--- Job ---
Will you output the entries below exactly, skipping every image they contain?

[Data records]

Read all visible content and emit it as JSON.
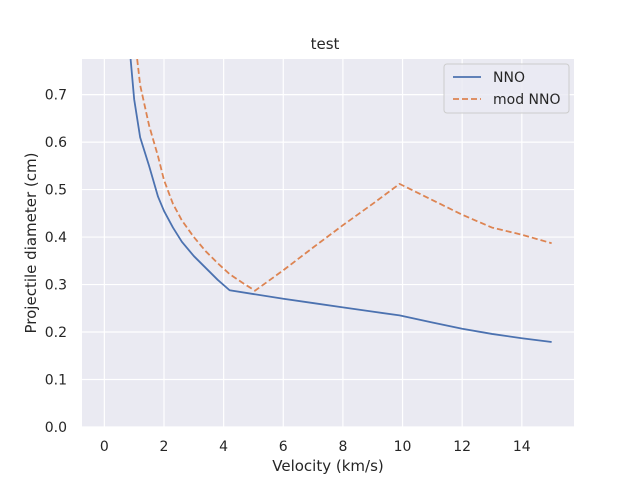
{
  "chart_data": {
    "type": "line",
    "title": "test",
    "xlabel": "Velocity (km/s)",
    "ylabel": "Projectile diameter (cm)",
    "xlim": [
      -0.75,
      15.75
    ],
    "ylim": [
      0.0,
      0.775
    ],
    "xticks": [
      0,
      2,
      4,
      6,
      8,
      10,
      12,
      14
    ],
    "yticks": [
      0.0,
      0.1,
      0.2,
      0.3,
      0.4,
      0.5,
      0.6,
      0.7
    ],
    "grid": true,
    "legend_position": "top-right",
    "series": [
      {
        "name": "NNO",
        "color": "#4c72b0",
        "dash": "solid",
        "x": [
          0.88,
          1.0,
          1.2,
          1.5,
          1.8,
          2.0,
          2.3,
          2.6,
          3.0,
          3.4,
          3.8,
          4.2,
          5.0,
          6.0,
          7.0,
          8.0,
          9.0,
          9.9,
          11.0,
          12.0,
          13.0,
          14.0,
          15.0
        ],
        "y": [
          0.775,
          0.69,
          0.61,
          0.55,
          0.485,
          0.455,
          0.42,
          0.39,
          0.36,
          0.335,
          0.31,
          0.288,
          0.28,
          0.27,
          0.261,
          0.252,
          0.243,
          0.235,
          0.22,
          0.207,
          0.196,
          0.187,
          0.179
        ]
      },
      {
        "name": "mod NNO",
        "color": "#dd8452",
        "dash": "dashed",
        "x": [
          1.1,
          1.2,
          1.5,
          1.8,
          2.0,
          2.3,
          2.6,
          3.0,
          3.4,
          3.8,
          4.2,
          4.6,
          5.05,
          6.0,
          7.0,
          8.0,
          9.0,
          9.9,
          11.0,
          12.0,
          13.0,
          14.0,
          15.0
        ],
        "y": [
          0.775,
          0.72,
          0.635,
          0.57,
          0.52,
          0.47,
          0.435,
          0.4,
          0.37,
          0.345,
          0.322,
          0.305,
          0.287,
          0.33,
          0.378,
          0.425,
          0.47,
          0.512,
          0.478,
          0.447,
          0.42,
          0.405,
          0.387
        ]
      }
    ]
  }
}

--- Exercise response ---
Read all visible content and emit it as JSON.
{
  "chart_data": {
    "type": "line",
    "title": "test",
    "xlabel": "Velocity (km/s)",
    "ylabel": "Projectile diameter (cm)",
    "xlim": [
      -0.75,
      15.75
    ],
    "ylim": [
      0.0,
      0.775
    ],
    "xticks": [
      0,
      2,
      4,
      6,
      8,
      10,
      12,
      14
    ],
    "yticks": [
      0.0,
      0.1,
      0.2,
      0.3,
      0.4,
      0.5,
      0.6,
      0.7
    ],
    "grid": true,
    "legend_position": "top-right",
    "series": [
      {
        "name": "NNO",
        "color": "#4c72b0",
        "dash": "solid",
        "x": [
          0.88,
          1.0,
          1.2,
          1.5,
          1.8,
          2.0,
          2.3,
          2.6,
          3.0,
          3.4,
          3.8,
          4.2,
          5.0,
          6.0,
          7.0,
          8.0,
          9.0,
          9.9,
          11.0,
          12.0,
          13.0,
          14.0,
          15.0
        ],
        "y": [
          0.775,
          0.69,
          0.61,
          0.55,
          0.485,
          0.455,
          0.42,
          0.39,
          0.36,
          0.335,
          0.31,
          0.288,
          0.28,
          0.27,
          0.261,
          0.252,
          0.243,
          0.235,
          0.22,
          0.207,
          0.196,
          0.187,
          0.179
        ]
      },
      {
        "name": "mod NNO",
        "color": "#dd8452",
        "dash": "dashed",
        "x": [
          1.1,
          1.2,
          1.5,
          1.8,
          2.0,
          2.3,
          2.6,
          3.0,
          3.4,
          3.8,
          4.2,
          4.6,
          5.05,
          6.0,
          7.0,
          8.0,
          9.0,
          9.9,
          11.0,
          12.0,
          13.0,
          14.0,
          15.0
        ],
        "y": [
          0.775,
          0.72,
          0.635,
          0.57,
          0.52,
          0.47,
          0.435,
          0.4,
          0.37,
          0.345,
          0.322,
          0.305,
          0.287,
          0.33,
          0.378,
          0.425,
          0.47,
          0.512,
          0.478,
          0.447,
          0.42,
          0.405,
          0.387
        ]
      }
    ]
  }
}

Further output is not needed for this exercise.